Exercise: Read the records below. Copy each line where the string "Ишунь" occurs.

+--

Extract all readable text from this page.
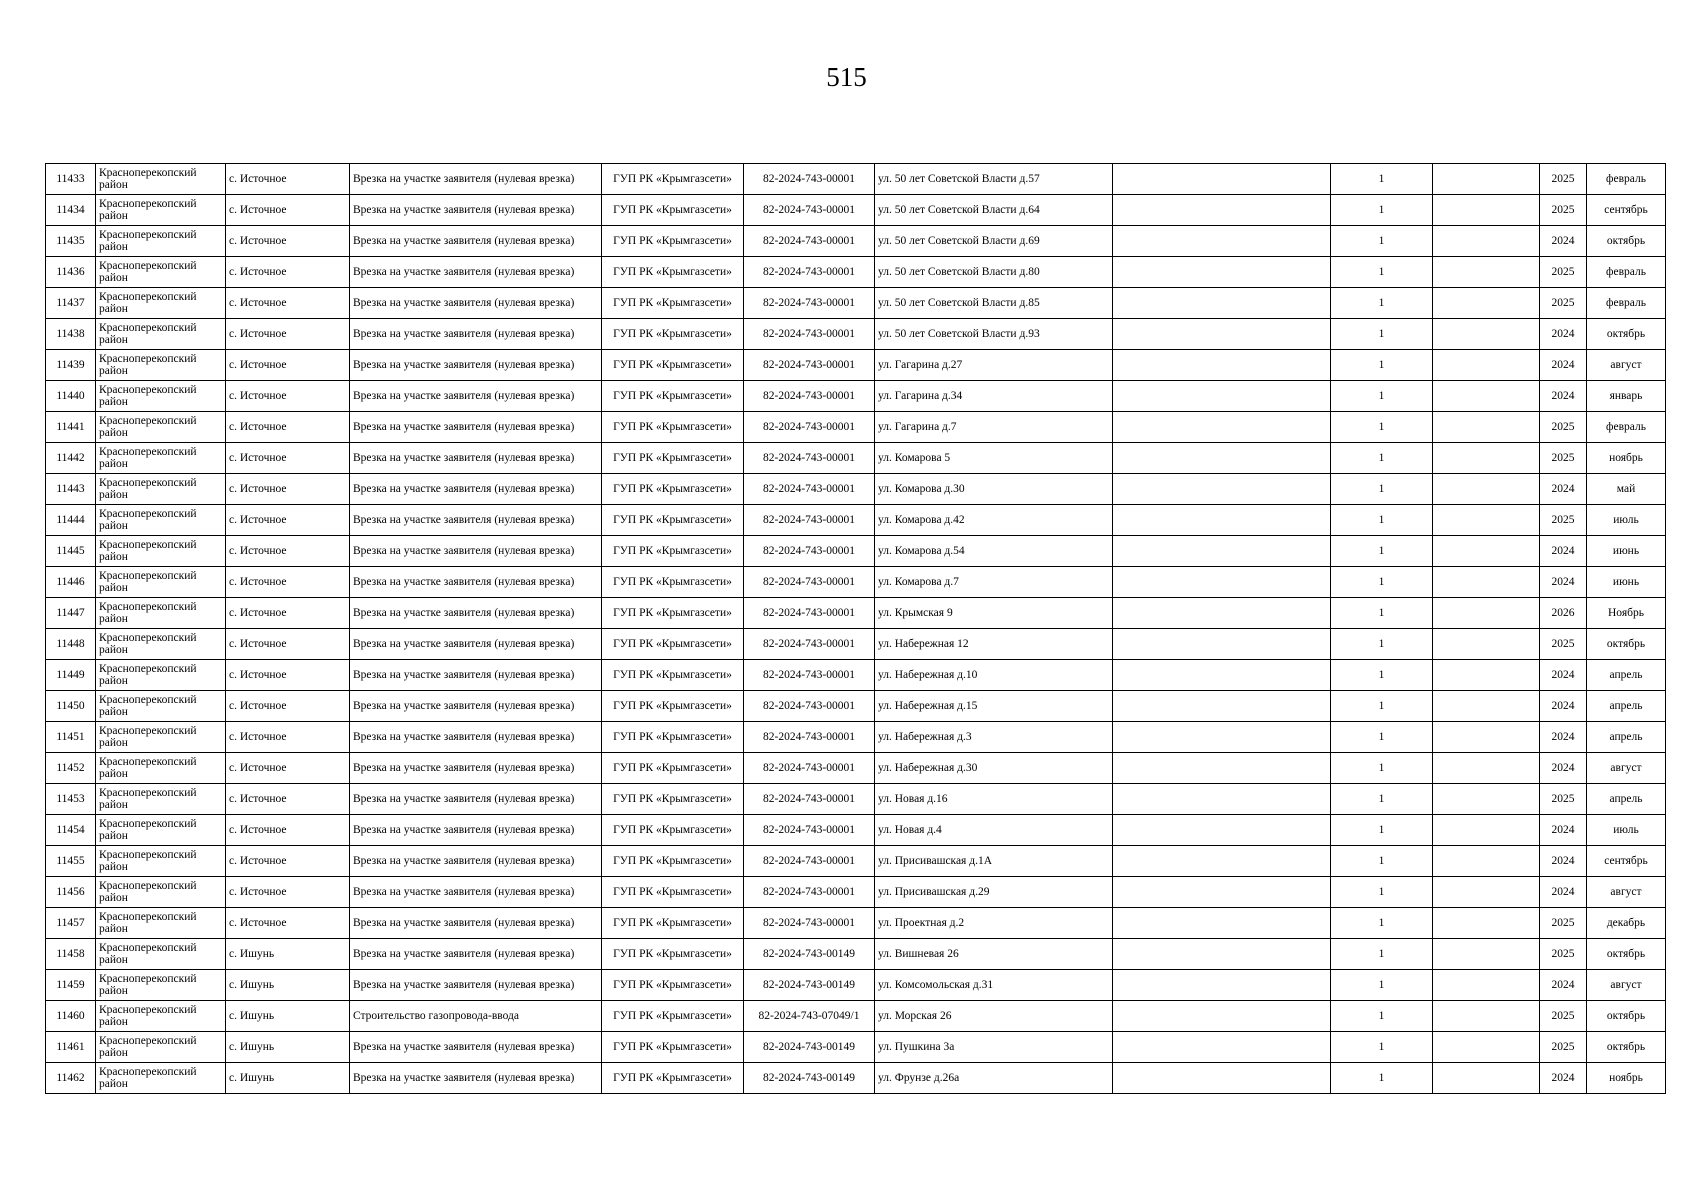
515
11433	Красноперекопский район	с. Источное	Врезка на участке заявителя (нулевая врезка)	ГУП РК «Крымгазсети»	82-2024-743-00001	ул. 50 лет Советской Власти д.57		1		2025	февраль
11434	Красноперекопский район	с. Источное	Врезка на участке заявителя (нулевая врезка)	ГУП РК «Крымгазсети»	82-2024-743-00001	ул. 50 лет Советской Власти д.64		1		2025	сентябрь
11435	Красноперекопский район	с. Источное	Врезка на участке заявителя (нулевая врезка)	ГУП РК «Крымгазсети»	82-2024-743-00001	ул. 50 лет Советской Власти д.69		1		2024	октябрь
11436	Красноперекопский район	с. Источное	Врезка на участке заявителя (нулевая врезка)	ГУП РК «Крымгазсети»	82-2024-743-00001	ул. 50 лет Советской Власти д.80		1		2025	февраль
11437	Красноперекопский район	с. Источное	Врезка на участке заявителя (нулевая врезка)	ГУП РК «Крымгазсети»	82-2024-743-00001	ул. 50 лет Советской Власти д.85		1		2025	февраль
11438	Красноперекопский район	с. Источное	Врезка на участке заявителя (нулевая врезка)	ГУП РК «Крымгазсети»	82-2024-743-00001	ул. 50 лет Советской Власти д.93		1		2024	октябрь
11439	Красноперекопский район	с. Источное	Врезка на участке заявителя (нулевая врезка)	ГУП РК «Крымгазсети»	82-2024-743-00001	ул. Гагарина д.27		1		2024	август
11440	Красноперекопский район	с. Источное	Врезка на участке заявителя (нулевая врезка)	ГУП РК «Крымгазсети»	82-2024-743-00001	ул. Гагарина д.34		1		2024	январь
11441	Красноперекопский район	с. Источное	Врезка на участке заявителя (нулевая врезка)	ГУП РК «Крымгазсети»	82-2024-743-00001	ул. Гагарина д.7		1		2025	февраль
11442	Красноперекопский район	с. Источное	Врезка на участке заявителя (нулевая врезка)	ГУП РК «Крымгазсети»	82-2024-743-00001	ул. Комарова 5		1		2025	ноябрь
11443	Красноперекопский район	с. Источное	Врезка на участке заявителя (нулевая врезка)	ГУП РК «Крымгазсети»	82-2024-743-00001	ул. Комарова д.30		1		2024	май
11444	Красноперекопский район	с. Источное	Врезка на участке заявителя (нулевая врезка)	ГУП РК «Крымгазсети»	82-2024-743-00001	ул. Комарова д.42		1		2025	июль
11445	Красноперекопский район	с. Источное	Врезка на участке заявителя (нулевая врезка)	ГУП РК «Крымгазсети»	82-2024-743-00001	ул. Комарова д.54		1		2024	июнь
11446	Красноперекопский район	с. Источное	Врезка на участке заявителя (нулевая врезка)	ГУП РК «Крымгазсети»	82-2024-743-00001	ул. Комарова д.7		1		2024	июнь
11447	Красноперекопский район	с. Источное	Врезка на участке заявителя (нулевая врезка)	ГУП РК «Крымгазсети»	82-2024-743-00001	ул. Крымская 9		1		2026	Ноябрь
11448	Красноперекопский район	с. Источное	Врезка на участке заявителя (нулевая врезка)	ГУП РК «Крымгазсети»	82-2024-743-00001	ул. Набережная 12		1		2025	октябрь
11449	Красноперекопский район	с. Источное	Врезка на участке заявителя (нулевая врезка)	ГУП РК «Крымгазсети»	82-2024-743-00001	ул. Набережная д.10		1		2024	апрель
11450	Красноперекопский район	с. Источное	Врезка на участке заявителя (нулевая врезка)	ГУП РК «Крымгазсети»	82-2024-743-00001	ул. Набережная д.15		1		2024	апрель
11451	Красноперекопский район	с. Источное	Врезка на участке заявителя (нулевая врезка)	ГУП РК «Крымгазсети»	82-2024-743-00001	ул. Набережная д.3		1		2024	апрель
11452	Красноперекопский район	с. Источное	Врезка на участке заявителя (нулевая врезка)	ГУП РК «Крымгазсети»	82-2024-743-00001	ул. Набережная д.30		1		2024	август
11453	Красноперекопский район	с. Источное	Врезка на участке заявителя (нулевая врезка)	ГУП РК «Крымгазсети»	82-2024-743-00001	ул. Новая д.16		1		2025	апрель
11454	Красноперекопский район	с. Источное	Врезка на участке заявителя (нулевая врезка)	ГУП РК «Крымгазсети»	82-2024-743-00001	ул. Новая д.4		1		2024	июль
11455	Красноперекопский район	с. Источное	Врезка на участке заявителя (нулевая врезка)	ГУП РК «Крымгазсети»	82-2024-743-00001	ул. Присивашская д.1А		1		2024	сентябрь
11456	Красноперекопский район	с. Источное	Врезка на участке заявителя (нулевая врезка)	ГУП РК «Крымгазсети»	82-2024-743-00001	ул. Присивашская д.29		1		2024	август
11457	Красноперекопский район	с. Источное	Врезка на участке заявителя (нулевая врезка)	ГУП РК «Крымгазсети»	82-2024-743-00001	ул. Проектная д.2		1		2025	декабрь
11458	Красноперекопский район	с. Ишунь	Врезка на участке заявителя (нулевая врезка)	ГУП РК «Крымгазсети»	82-2024-743-00149	ул. Вишневая 26		1		2025	октябрь
11459	Красноперекопский район	с. Ишунь	Врезка на участке заявителя (нулевая врезка)	ГУП РК «Крымгазсети»	82-2024-743-00149	ул. Комсомольская д.31		1		2024	август
11460	Красноперекопский район	с. Ишунь	Строительство газопровода-ввода	ГУП РК «Крымгазсети»	82-2024-743-07049/1	ул. Морская 26		1		2025	октябрь
11461	Красноперекопский район	с. Ишунь	Врезка на участке заявителя (нулевая врезка)	ГУП РК «Крымгазсети»	82-2024-743-00149	ул. Пушкина 3а		1		2025	октябрь
11462	Красноперекопский район	с. Ишунь	Врезка на участке заявителя (нулевая врезка)	ГУП РК «Крымгазсети»	82-2024-743-00149	ул. Фрунзе д.26а		1		2024	ноябрь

+--

Exercise output:
11458	Красноперекопский район	с. Ишунь	Врезка на участке заявителя (нулевая врезка)	ГУП РК «Крымгазсети»	82-2024-743-00149	ул. Вишневая 26		1		2025	октябрь
11459	Красноперекопский район	с. Ишунь	Врезка на участке заявителя (нулевая врезка)	ГУП РК «Крымгазсети»	82-2024-743-00149	ул. Комсомольская д.31		1		2024	август
11460	Красноперекопский район	с. Ишунь	Строительство газопровода-ввода	ГУП РК «Крымгазсети»	82-2024-743-07049/1	ул. Морская 26		1		2025	октябрь
11461	Красноперекопский район	с. Ишунь	Врезка на участке заявителя (нулевая врезка)	ГУП РК «Крымгазсети»	82-2024-743-00149	ул. Пушкина 3а		1		2025	октябрь
11462	Красноперекопский район	с. Ишунь	Врезка на участке заявителя (нулевая врезка)	ГУП РК «Крымгазсети»	82-2024-743-00149	ул. Фрунзе д.26а		1		2024	ноябрь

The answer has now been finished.